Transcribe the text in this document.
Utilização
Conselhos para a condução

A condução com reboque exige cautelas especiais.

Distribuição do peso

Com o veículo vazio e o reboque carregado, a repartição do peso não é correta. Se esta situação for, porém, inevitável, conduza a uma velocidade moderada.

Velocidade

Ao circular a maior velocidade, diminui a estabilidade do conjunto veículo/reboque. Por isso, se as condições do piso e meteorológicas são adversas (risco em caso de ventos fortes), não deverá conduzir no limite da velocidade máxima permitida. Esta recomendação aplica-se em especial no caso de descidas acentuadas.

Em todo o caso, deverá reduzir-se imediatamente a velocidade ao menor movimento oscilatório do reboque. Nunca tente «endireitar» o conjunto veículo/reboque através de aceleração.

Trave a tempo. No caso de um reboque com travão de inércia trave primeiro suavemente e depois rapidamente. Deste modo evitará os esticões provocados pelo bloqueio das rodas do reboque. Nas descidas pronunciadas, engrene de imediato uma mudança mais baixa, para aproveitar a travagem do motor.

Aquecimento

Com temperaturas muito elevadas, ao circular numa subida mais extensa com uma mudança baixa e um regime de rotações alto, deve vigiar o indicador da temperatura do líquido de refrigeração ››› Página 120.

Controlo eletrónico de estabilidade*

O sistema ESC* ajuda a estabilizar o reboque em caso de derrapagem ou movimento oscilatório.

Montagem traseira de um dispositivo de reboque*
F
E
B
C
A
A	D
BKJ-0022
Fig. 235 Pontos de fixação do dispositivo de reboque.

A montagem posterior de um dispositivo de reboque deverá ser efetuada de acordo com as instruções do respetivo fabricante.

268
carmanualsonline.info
◆ ◆ ◆ ◆
__Brief__
Repeat the entries exactly, all of them.

__Expected output__
Transcribe the text in this document.
Utilização
Conselhos para a condução

A condução com reboque exige cautelas especiais.

Distribuição do peso

Com o veículo vazio e o reboque carregado, a repartição do peso não é correta. Se esta situação for, porém, inevitável, conduza a uma velocidade moderada.

Velocidade

Ao circular a maior velocidade, diminui a estabilidade do conjunto veículo/reboque. Por isso, se as condições do piso e meteorológicas são adversas (risco em caso de ventos fortes), não deverá conduzir no limite da velocidade máxima permitida. Esta recomendação aplica-se em especial no caso de descidas acentuadas.

Em todo o caso, deverá reduzir-se imediatamente a velocidade ao menor movimento oscilatório do reboque. Nunca tente «endireitar» o conjunto veículo/reboque através de aceleração.

Trave a tempo. No caso de um reboque com travão de inércia trave primeiro suavemente e depois rapidamente. Deste modo evitará os esticões provocados pelo bloqueio das rodas do reboque. Nas descidas pronunciadas, engrene de imediato uma mudança mais baixa, para aproveitar a travagem do motor.

Aquecimento

Com temperaturas muito elevadas, ao circular numa subida mais extensa com uma mudança baixa e um regime de rotações alto, deve vigiar o indicador da temperatura do líquido de refrigeração ››› Página 120.

Controlo eletrónico de estabilidade*

O sistema ESC* ajuda a estabilizar o reboque em caso de derrapagem ou movimento oscilatório.

Montagem traseira de um dispositivo de reboque*
F
E
B
C
A
A	D
BKJ-0022
Fig. 235 Pontos de fixação do dispositivo de reboque.

A montagem posterior de um dispositivo de reboque deverá ser efetuada de acordo com as instruções do respetivo fabricante.

268
carmanualsonline.info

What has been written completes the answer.